What the task asks:
Find every line with the string "andra" in it, count them, and reply with that count only.

Records for this exercise:

+===+

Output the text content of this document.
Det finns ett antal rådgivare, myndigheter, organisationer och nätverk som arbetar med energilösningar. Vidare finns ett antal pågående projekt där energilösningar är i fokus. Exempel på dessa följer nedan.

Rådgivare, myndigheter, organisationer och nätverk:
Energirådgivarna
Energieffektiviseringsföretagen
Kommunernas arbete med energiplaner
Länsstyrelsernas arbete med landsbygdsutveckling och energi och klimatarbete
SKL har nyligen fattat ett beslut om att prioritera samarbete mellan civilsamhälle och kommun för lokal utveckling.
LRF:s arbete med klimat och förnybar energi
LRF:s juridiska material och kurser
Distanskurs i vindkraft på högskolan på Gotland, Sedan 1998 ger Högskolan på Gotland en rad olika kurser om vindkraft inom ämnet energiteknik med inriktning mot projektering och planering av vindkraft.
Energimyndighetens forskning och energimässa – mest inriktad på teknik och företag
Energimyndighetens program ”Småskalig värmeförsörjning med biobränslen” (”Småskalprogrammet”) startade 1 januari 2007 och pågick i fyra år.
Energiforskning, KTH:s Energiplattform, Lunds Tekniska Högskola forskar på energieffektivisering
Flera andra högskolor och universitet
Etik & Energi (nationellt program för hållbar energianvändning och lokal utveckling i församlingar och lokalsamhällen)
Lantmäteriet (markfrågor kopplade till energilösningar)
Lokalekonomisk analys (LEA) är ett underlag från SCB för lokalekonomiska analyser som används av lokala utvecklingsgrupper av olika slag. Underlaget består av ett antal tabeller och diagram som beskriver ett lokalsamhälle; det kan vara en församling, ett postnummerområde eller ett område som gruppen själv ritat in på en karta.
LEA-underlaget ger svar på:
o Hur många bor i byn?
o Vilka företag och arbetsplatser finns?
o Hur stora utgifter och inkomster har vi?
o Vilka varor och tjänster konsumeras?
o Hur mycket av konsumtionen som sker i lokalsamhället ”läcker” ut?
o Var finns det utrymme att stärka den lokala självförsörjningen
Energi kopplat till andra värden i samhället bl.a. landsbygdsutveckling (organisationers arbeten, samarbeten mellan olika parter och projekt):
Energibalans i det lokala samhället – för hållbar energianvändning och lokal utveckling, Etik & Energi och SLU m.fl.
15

+===+

The result:
2